### Task goal
Copy every line of the records below that holds the word "stem".

### Extracted information
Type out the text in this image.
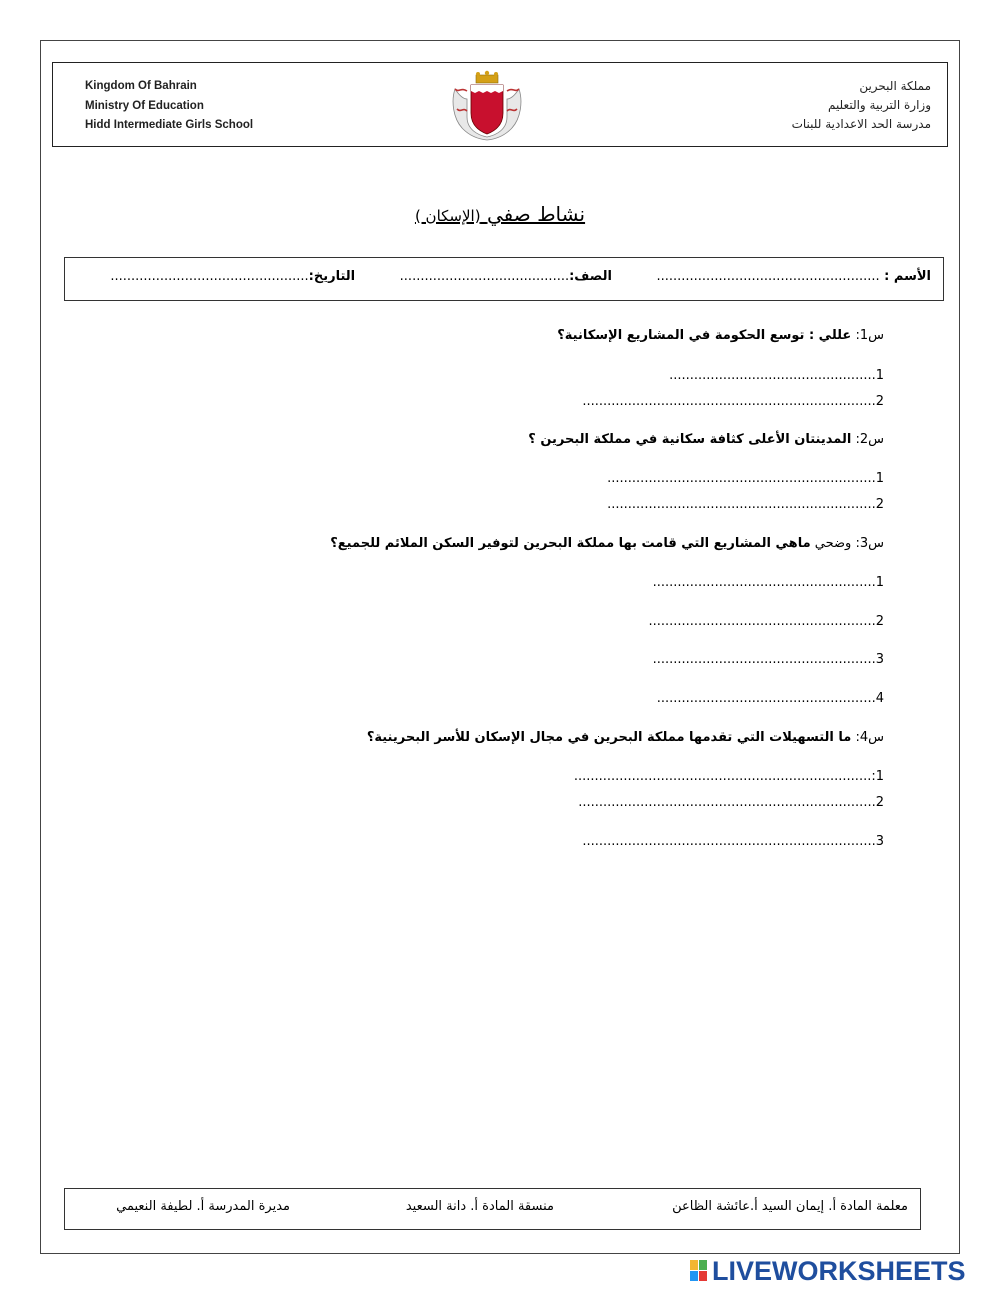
Kingdom Of Bahrain
Ministry Of Education
Hidd Intermediate Girls School
مملكة البحرين
وزارة التربية والتعليم
مدرسة الحد الاعدادية للبنات
نشاط صفي (الإسكان )
الأسم : ...................................................... الصف:......................................... التاريخ:................................................
س1: عللي : توسع الحكومة في المشاريع الإسكانية؟
..................................................1
.......................................................................2
س2: المدينتان الأعلى كثافة سكانية في مملكة البحرين ؟
.................................................................1
.................................................................2
س3: وضحي ماهي المشاريع التي قامت بها مملكة البحرين لتوفير السكن الملائم للجميع؟
......................................................1
.......................................................2
......................................................3
.....................................................4
س4: ما التسهيلات التي تقدمها مملكة البحرين في مجال الإسكان للأسر البحرينية؟
........................................................................:1
........................................................................2
.......................................................................3
معلمة المادة أ. إيمان السيد أ.عائشة الظاعن
منسقة المادة أ. دانة السعيد
مديرة المدرسة أ. لطيفة النعيمي
LIVEWORKSHEETS
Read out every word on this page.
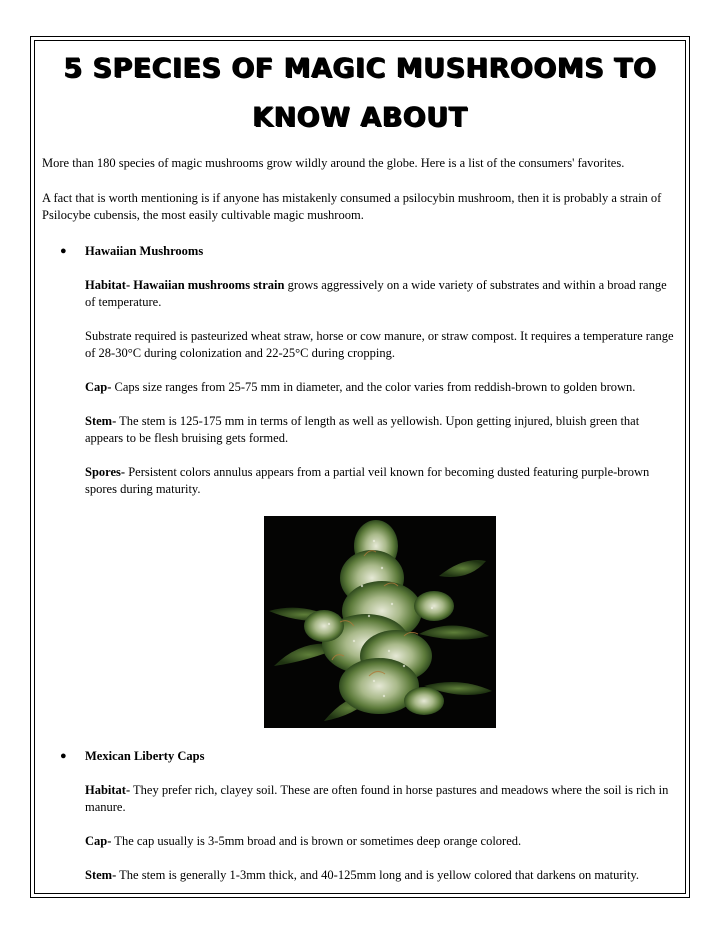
5 SPECIES OF MAGIC MUSHROOMS TO KNOW ABOUT

More than 180 species of magic mushrooms grow wildly around the globe. Here is a list of the consumers' favorites.

A fact that is worth mentioning is if anyone has mistakenly consumed a psilocybin mushroom, then it is probably a strain of Psilocybe cubensis, the most easily cultivable magic mushroom.

● Hawaiian Mushrooms
Habitat- Hawaiian mushrooms strain grows aggressively on a wide variety of substrates and within a broad range of temperature.
Substrate required is pasteurized wheat straw, horse or cow manure, or straw compost. It requires a temperature range of 28-30°C during colonization and 22-25°C during cropping.
Cap- Caps size ranges from 25-75 mm in diameter, and the color varies from reddish-brown to golden brown.
Stem- The stem is 125-175 mm in terms of length as well as yellowish. Upon getting injured, bluish green that appears to be flesh bruising gets formed.
Spores- Persistent colors annulus appears from a partial veil known for becoming dusted featuring purple-brown spores during maturity.
● Mexican Liberty Caps
Habitat- They prefer rich, clayey soil. These are often found in horse pastures and meadows where the soil is rich in manure.
Cap- The cap usually is 3-5mm broad and is brown or sometimes deep orange colored.
Stem- The stem is generally 1-3mm thick, and 40-125mm long and is yellow colored that darkens on maturity.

### Answer to this exercise
Stem- The stem is 125-175 mm in terms of length as well as yellowish. Upon getting injured, bluish green that appears to be flesh bruising gets formed.
Stem- The stem is generally 1-3mm thick, and 40-125mm long and is yellow colored that darkens on maturity.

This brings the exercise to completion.